◆ **SUPPLIED TEXT**:
╔══

84th Magnetic Materials Center Seminar
August 20, 2008, 9:00-
7th floor small seminar room, Sengen
Microstructure and Mechanical properties of Al-Zr nanocomposite produced by mechanical alloying and spark plasma sintering
B. S. Rao
High strength Al-base alloys has become a great deal of interest
because of their good strength to weight ratio and good corrosion
resistance. Al-Zr alloys were studied to realize a high-strength with
good plasticity values. At first nanocrystalline Al was produced with
different zirconium content (2.2, 3, 4 and 4.7 at.%) through mechanical
alloying and subsequently sintered with spark plasma sintering technique.
Mechanical properties of these materials were tested in compression mode
at room temperature. A compressive strength value of 1GPa with a
plasticity of 10% was obtained. Detailed microstructure
characterization has been done with the help of scanning electron
microscopy as well as electron microscopy.
The microstructure consists of nanocrystalline Al with a grain size
of 50 to 100nm with Al3Zr (L12) phase having a size of 50 to 70nm
distributed along the grain boundaries and coarse grain Al-phase at the
particle boundaries was formed. The high strength of the current alloy
was due to nano-grain structure and reasonably good plasticity was due
to the presence of coarse grain Al-phase.
Local structure analysis of amorphous by nano-beam diffraction
T. Ohkubo
In order to analyze amorphous structure, X-ray and neutron diffraction
techniques are commonly used. However both techniques can get only
averaged information. Therefore, if the scale is nano-meter size,
it is impossible to analyze by such methods. In functional devices,
nano-scale amorphous structure often appears. When we need to analyze
such nano-region, nano-beam diffraction analysis is very useful.
In this talk, I will explain what the bases are, what the procedure is,
what the limit is, what the demerits and merits are.
Microstructure characterization of HDDR processed Nd-Fe-B powders with different DR time
H. Sepehri Amin
The controlled hydrogenation decomposition desorption recombination
(HDDR) is a well known method to produce anisotropic Nd-Fe-B magnet powders.
It is proved that the different parameters of HDDR procedure affect inducement
of anisotropy and increasing of magnetic properties of these powders. Change of
specific properties of these magnets can be determined by their microstructure.
In tomorrow seminar, the reason of coercivity increscent of Nd-Fe-B HDDR powders
with different desorption recombination time using microstructure characterization
will be presented.

╚══

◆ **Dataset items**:
╔══

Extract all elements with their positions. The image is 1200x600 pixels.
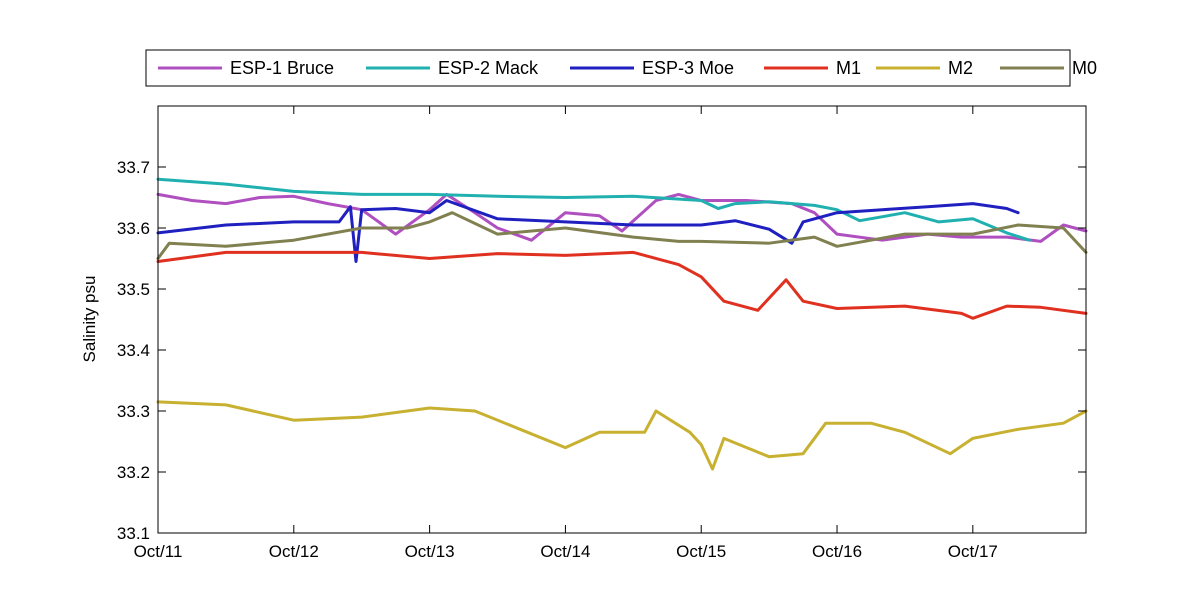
series-line-m1 xyxy=(156,250,1088,320)
x-tick-label: Oct/15 xyxy=(676,542,726,561)
y-tick-label: 33.2 xyxy=(117,463,150,482)
x-tick-label: Oct/12 xyxy=(269,542,319,561)
legend-label-m1: M1 xyxy=(836,58,861,78)
series-line-m2 xyxy=(156,400,1088,471)
plot-area xyxy=(158,106,1086,533)
y-tick-label: 33.3 xyxy=(117,402,150,421)
y-tick-label: 33.7 xyxy=(117,158,150,177)
x-axis: Oct/11 Oct/12 Oct/13 Oct/14 Oct/15 Oct/16 Oct/… xyxy=(134,106,998,561)
x-tick-label: Oct/11 xyxy=(134,542,183,561)
x-tick-label: Oct/17 xyxy=(948,542,998,561)
y-tick-label: 33.6 xyxy=(117,219,150,238)
legend-label-esp-2-mack: ESP-2 Mack xyxy=(438,58,539,78)
legend: ESP-1 Bruce ESP-2 Mack ESP-3 Moe M1 M2 M0 xyxy=(145,49,1097,87)
y-axis-label: Salinity psu xyxy=(80,276,99,363)
x-tick-label: Oct/13 xyxy=(405,542,455,561)
y-tick-label: 33.1 xyxy=(117,524,150,543)
series-layer xyxy=(156,177,1088,471)
y-tick-label: 33.5 xyxy=(117,280,150,299)
legend-label-m0: M0 xyxy=(1072,58,1097,78)
series-line-esp-2-mack xyxy=(156,177,1031,242)
series-line-m0 xyxy=(156,211,1088,260)
legend-label-esp-3-moe: ESP-3 Moe xyxy=(642,58,734,78)
x-tick-label: Oct/16 xyxy=(812,542,862,561)
x-tick-label: Oct/14 xyxy=(540,542,590,561)
legend-label-esp-1-bruce: ESP-1 Bruce xyxy=(230,58,334,78)
legend-label-m2: M2 xyxy=(948,58,973,78)
series-line-esp-3-moe xyxy=(156,199,1020,263)
y-tick-label: 33.4 xyxy=(117,341,150,360)
y-axis: 33.1 33.2 33.3 33.4 33.5 33.6 33.7 xyxy=(117,158,1086,543)
plot-frame xyxy=(157,105,1087,534)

╚══

◆ **REQUEST 1**: Edit the seminar announcement: write it out from "Microstructure characterization of" up to and including "by their microstructure.", with "HDDR procedure" changed to "HDDR process".
◆ **REQUEST 2**:
Does the seminar announcement support each of these statements? Answer yes or no for each and quote the words that decide it.
(a) The Al-Zr materials were tested in compression mode at room temperature.
(b) X-ray and neutron diffraction provide local information about amorphous structure.
(c) The seminar takes place on the 7th floor.
◆ **REQUEST 3**: Which zirconium contents does the seminar announcement give for the nanocrystalline Al? List all of them.
Rely on the seminar announcement and nothing else.

◆ **FINAL ANSWER 1**:
Microstructure characterization of HDDR processed Nd-Fe-B powders with different DR time
H. Sepehri Amin
The controlled hydrogenation decomposition desorption recombination
(HDDR) is a well known method to produce anisotropic Nd-Fe-B magnet powders.
It is proved that the different parameters of HDDR process affect inducement
of anisotropy and increasing of magnetic properties of these powders. Change of
specific properties of these magnets can be determined by their microstructure.

◆ **FINAL ANSWER 2**:
(a) Yes: "Mechanical properties of these materials were tested in compression mode at room temperature."
(b) No: "However both techniques can get only averaged information."
(c) Yes: "7th floor small seminar room, Sengen"

◆ **FINAL ANSWER 3**:
2.2 at.%
3 at.%
4 at.%
4.7 at.%